━━ MATERIAL PROVIDED

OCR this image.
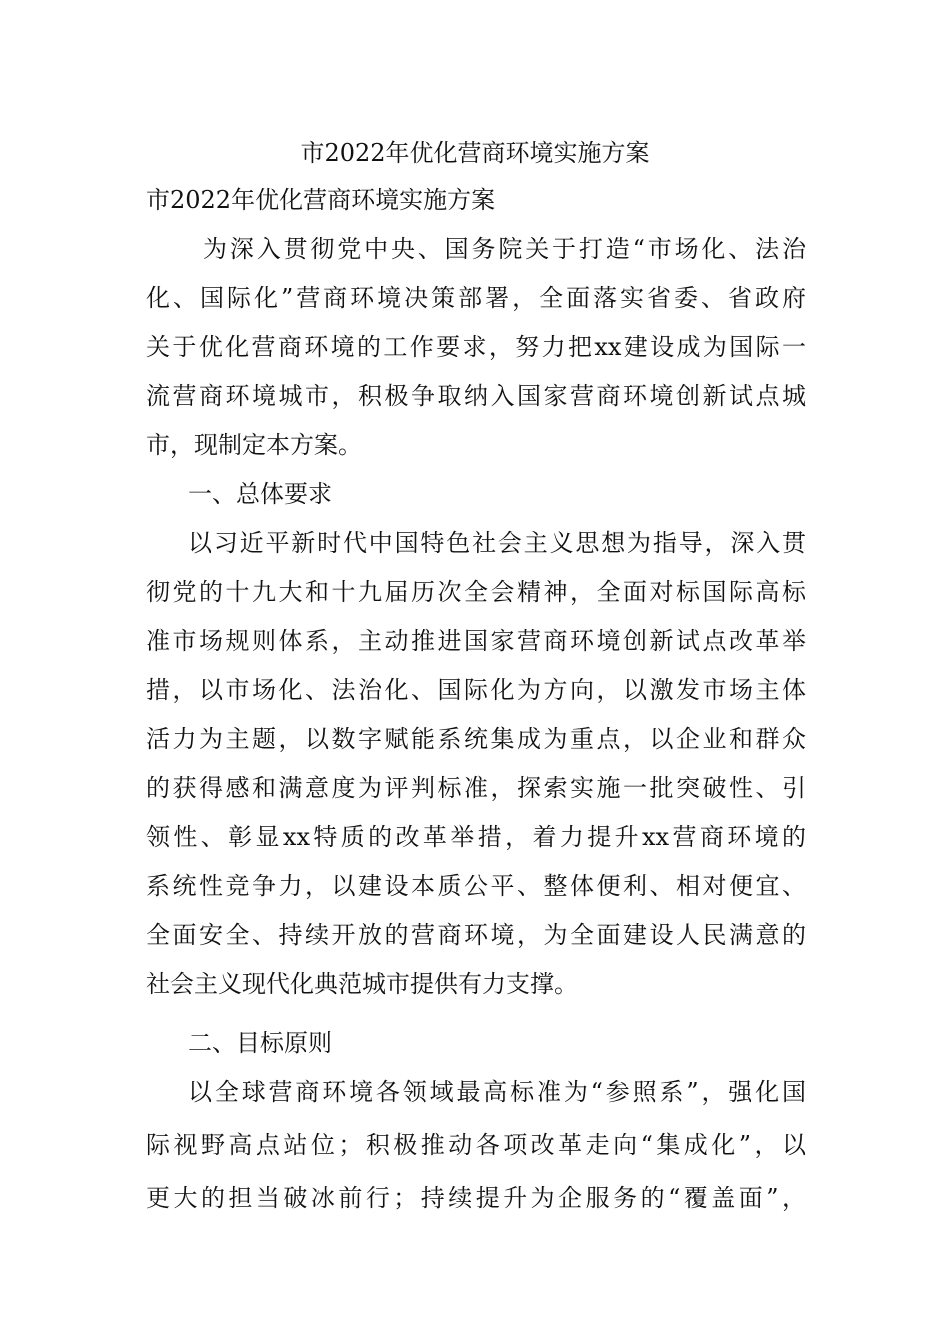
市2022年优化营商环境实施方案
市2022年优化营商环境实施方案
为深入贯彻党中央、国务院关于打造“市场化、法治
化、国际化”营商环境决策部署，全面落实省委、省政府
关于优化营商环境的工作要求，努力把xx建设成为国际一
流营商环境城市，积极争取纳入国家营商环境创新试点城
市，现制定本方案。
一、总体要求
以习近平新时代中国特色社会主义思想为指导，深入贯
彻党的十九大和十九届历次全会精神，全面对标国际高标
准市场规则体系，主动推进国家营商环境创新试点改革举
措，以市场化、法治化、国际化为方向，以激发市场主体
活力为主题，以数字赋能系统集成为重点，以企业和群众
的获得感和满意度为评判标准，探索实施一批突破性、引
领性、彰显xx特质的改革举措，着力提升xx营商环境的
系统性竞争力，以建设本质公平、整体便利、相对便宜、
全面安全、持续开放的营商环境，为全面建设人民满意的
社会主义现代化典范城市提供有力支撑。
二、目标原则
以全球营商环境各领域最高标准为“参照系”，强化国
际视野高点站位；积极推动各项改革走向“集成化”，以
更大的担当破冰前行；持续提升为企服务的“覆盖面”，
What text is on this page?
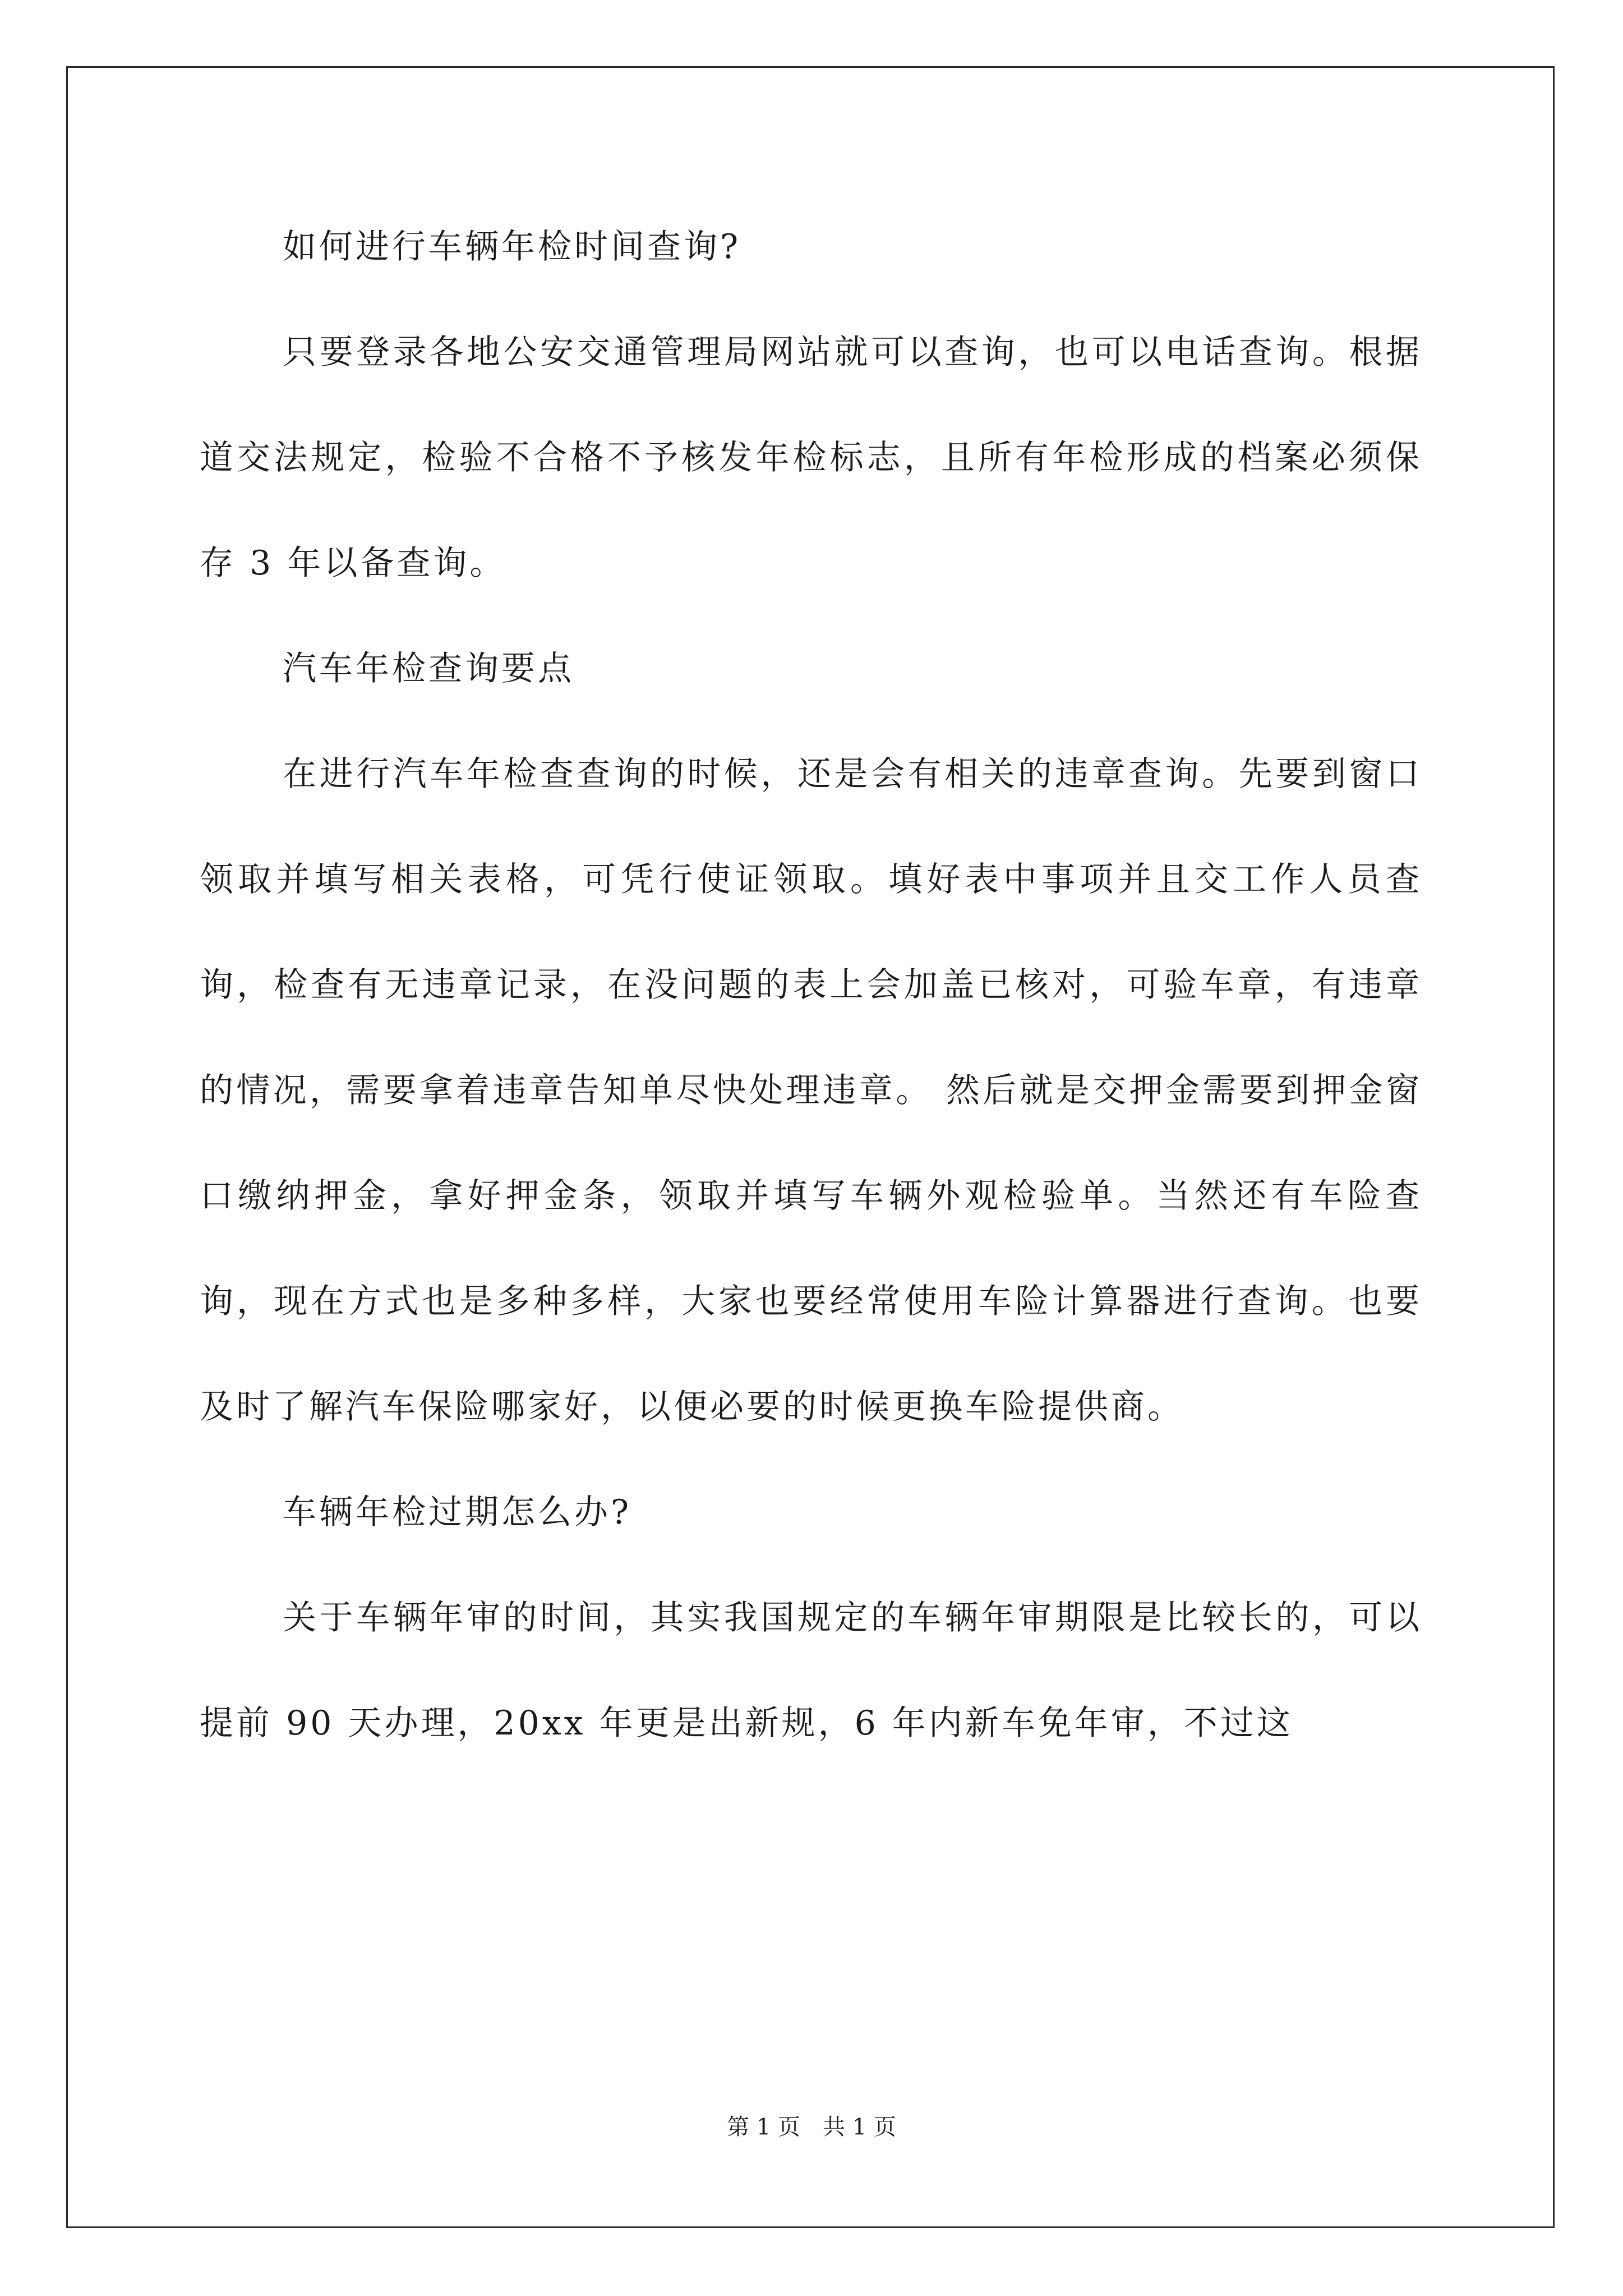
如何进行车辆年检时间查询?

只要登录各地公安交通管理局网站就可以查询，也可以电话查询。根据道交法规定，检验不合格不予核发年检标志，且所有年检形成的档案必须保存 3 年以备查询。

汽车年检查询要点

在进行汽车年检查查询的时候，还是会有相关的违章查询。先要到窗口领取并填写相关表格，可凭行使证领取。填好表中事项并且交工作人员查询，检查有无违章记录，在没问题的表上会加盖已核对，可验车章，有违章的情况，需要拿着违章告知单尽快处理违章。 然后就是交押金需要到押金窗口缴纳押金，拿好押金条，领取并填写车辆外观检验单。当然还有车险查询，现在方式也是多种多样，大家也要经常使用车险计算器进行查询。也要及时了解汽车保险哪家好，以便必要的时候更换车险提供商。

车辆年检过期怎么办?

关于车辆年审的时间，其实我国规定的车辆年审期限是比较长的，可以提前 90 天办理，20xx 年更是出新规，6 年内新车免年审，不过这

第 1 页 共 1 页
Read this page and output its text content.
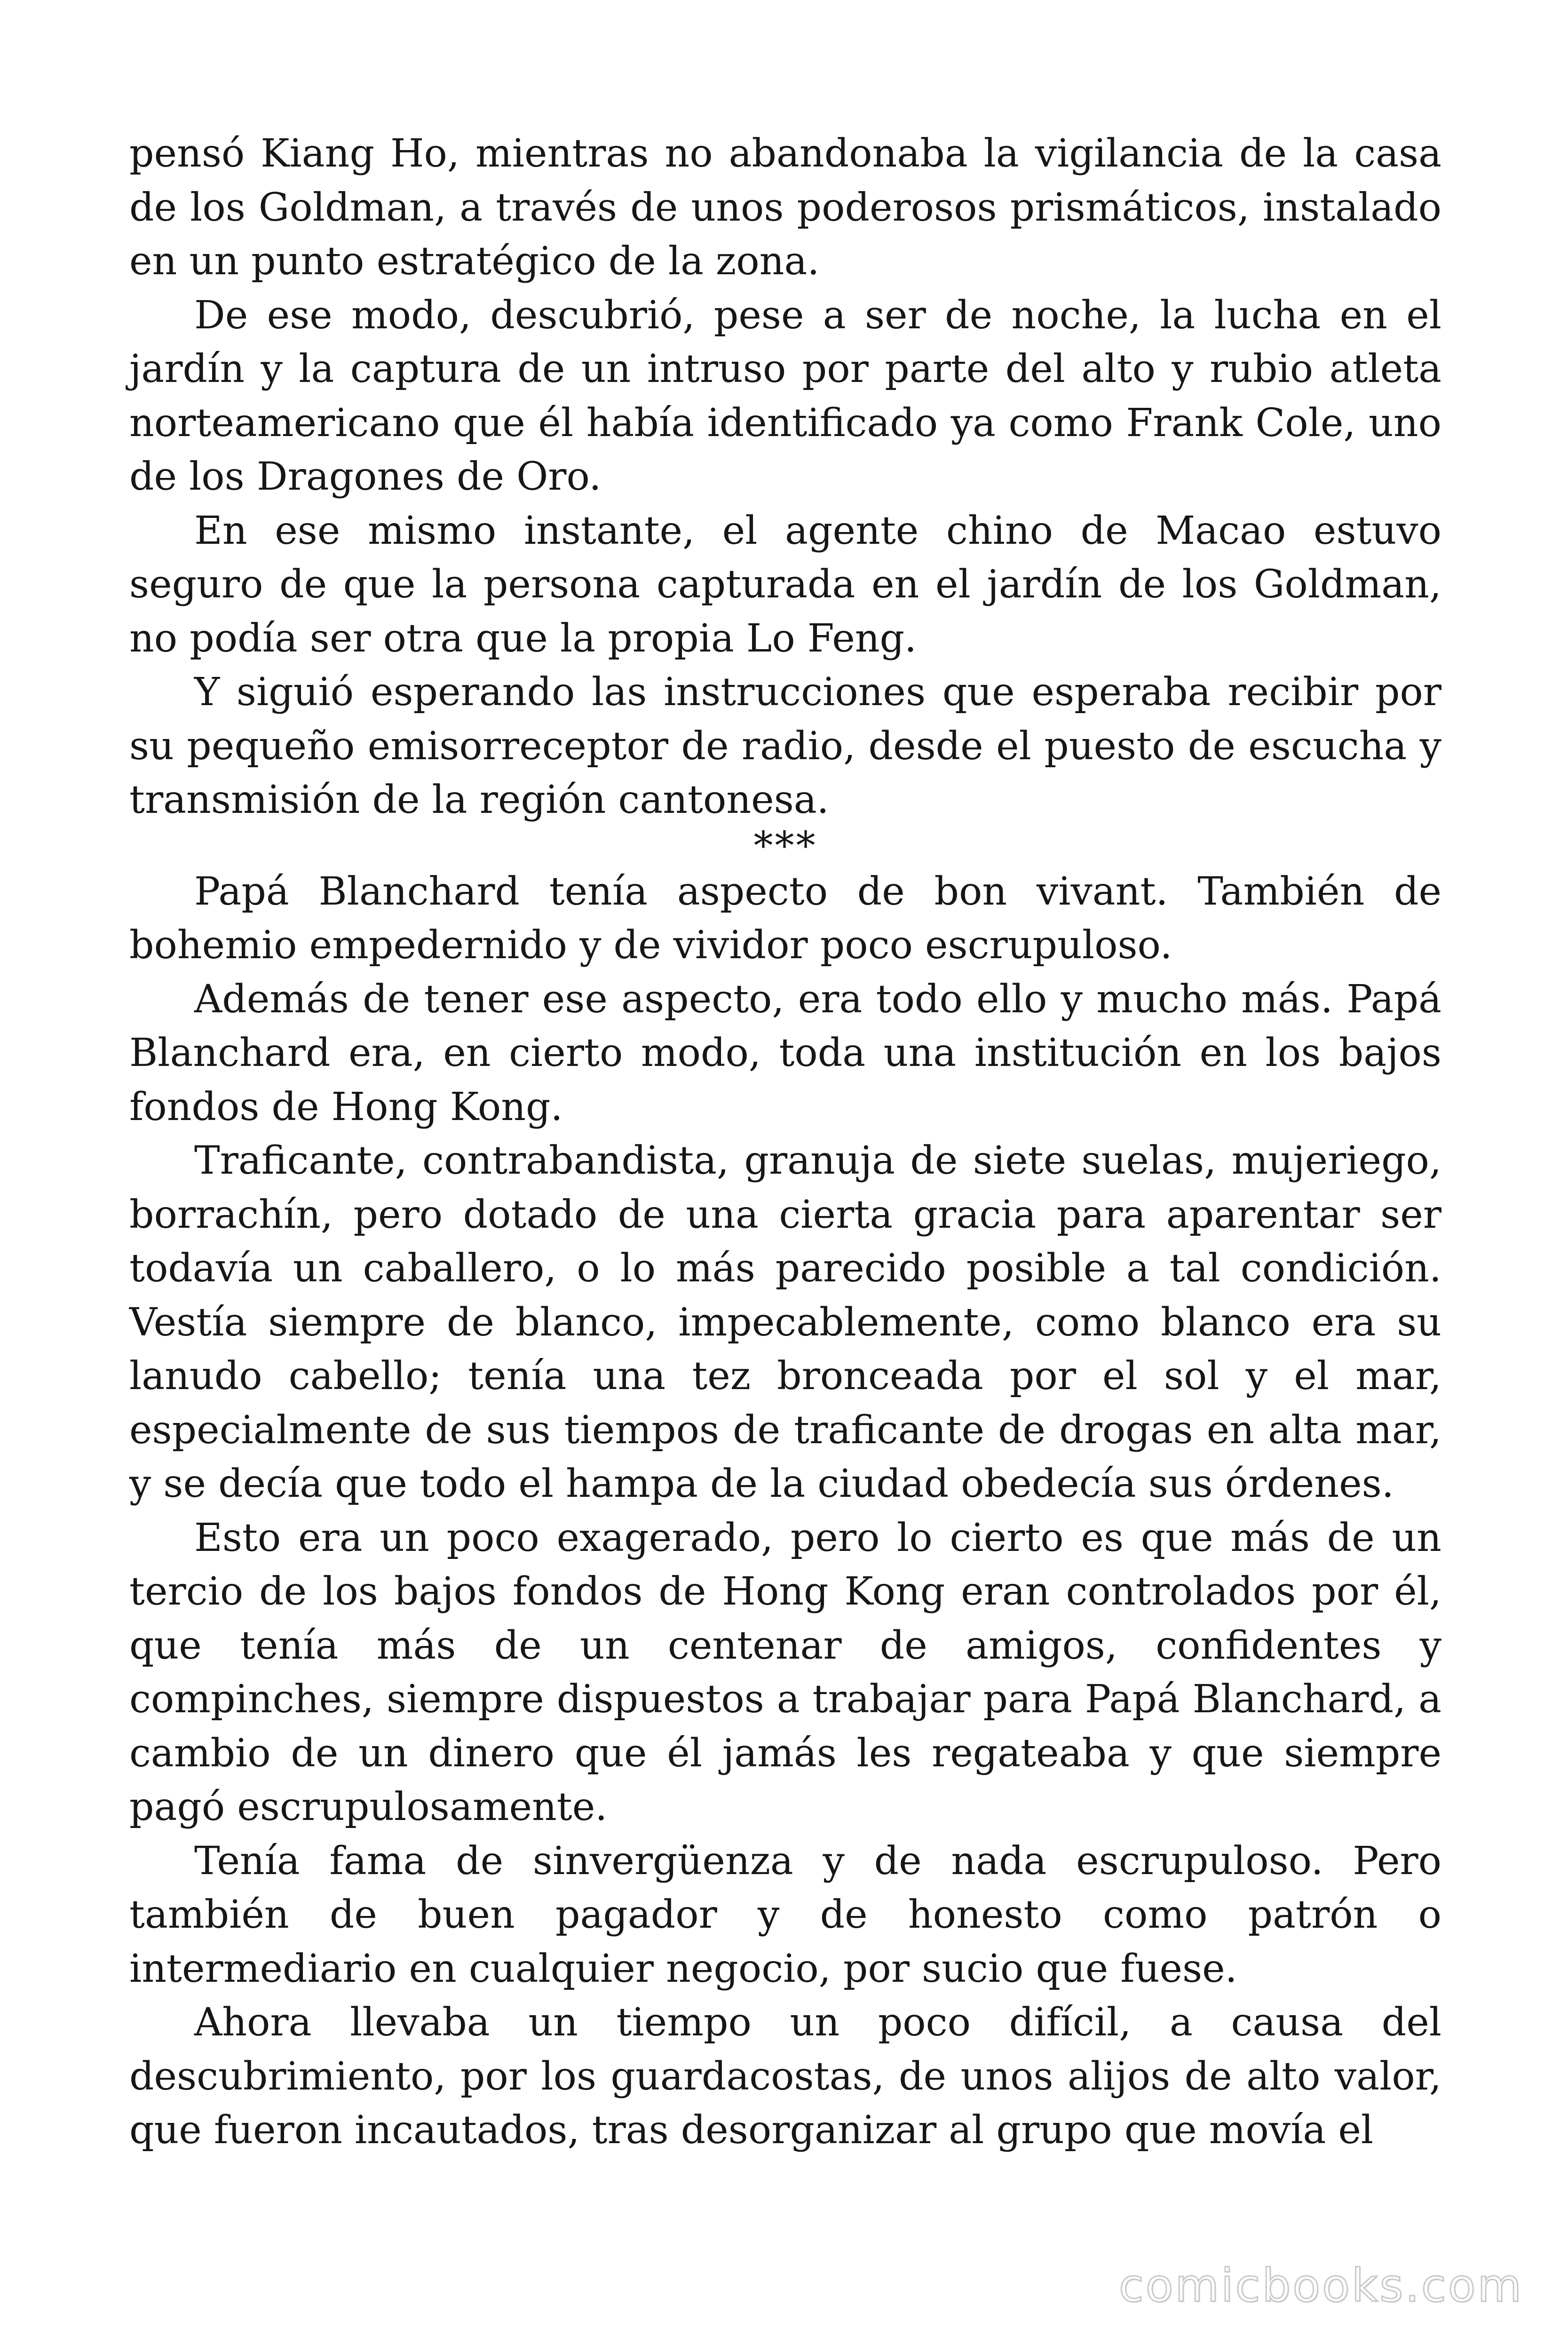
pensó Kiang Ho, mientras no abandonaba la vigilancia de la casa de los Goldman, a través de unos poderosos prismáticos, instalado en un punto estratégico de la zona.

De ese modo, descubrió, pese a ser de noche, la lucha en el jardín y la captura de un intruso por parte del alto y rubio atleta norteamericano que él había identificado ya como Frank Cole, uno de los Dragones de Oro.

En ese mismo instante, el agente chino de Macao estuvo seguro de que la persona capturada en el jardín de los Goldman, no podía ser otra que la propia Lo Feng.

Y siguió esperando las instrucciones que esperaba recibir por su pequeño emisorreceptor de radio, desde el puesto de escucha y transmisión de la región cantonesa.

***

Papá Blanchard tenía aspecto de bon vivant. También de bohemio empedernido y de vividor poco escrupuloso.

Además de tener ese aspecto, era todo ello y mucho más. Papá Blanchard era, en cierto modo, toda una institución en los bajos fondos de Hong Kong.

Traficante, contrabandista, granuja de siete suelas, mujeriego, borrachín, pero dotado de una cierta gracia para aparentar ser todavía un caballero, o lo más parecido posible a tal condición. Vestía siempre de blanco, impecablemente, como blanco era su lanudo cabello; tenía una tez bronceada por el sol y el mar, especialmente de sus tiempos de traficante de drogas en alta mar, y se decía que todo el hampa de la ciudad obedecía sus órdenes.

Esto era un poco exagerado, pero lo cierto es que más de un tercio de los bajos fondos de Hong Kong eran controlados por él, que tenía más de un centenar de amigos, confidentes y compinches, siempre dispuestos a trabajar para Papá Blanchard, a cambio de un dinero que él jamás les regateaba y que siempre pagó escrupulosamente.

Tenía fama de sinvergüenza y de nada escrupuloso. Pero también de buen pagador y de honesto como patrón o intermediario en cualquier negocio, por sucio que fuese.

Ahora llevaba un tiempo un poco difícil, a causa del descubrimiento, por los guardacostas, de unos alijos de alto valor, que fueron incautados, tras desorganizar al grupo que movía el

comicbooks.com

━━━━

WHAT TO WORK ON: Copy out the lines that hold "escrupuloso".

ANSWER TO THE TASK:
Papá Blanchard tenía aspecto de bon vivant. También de bohemio empedernido y de vividor poco escrupuloso.
Tenía fama de sinvergüenza y de nada escrupuloso. Pero también de buen pagador y de honesto como patrón o intermediario en cualquier negocio, por sucio que fuese.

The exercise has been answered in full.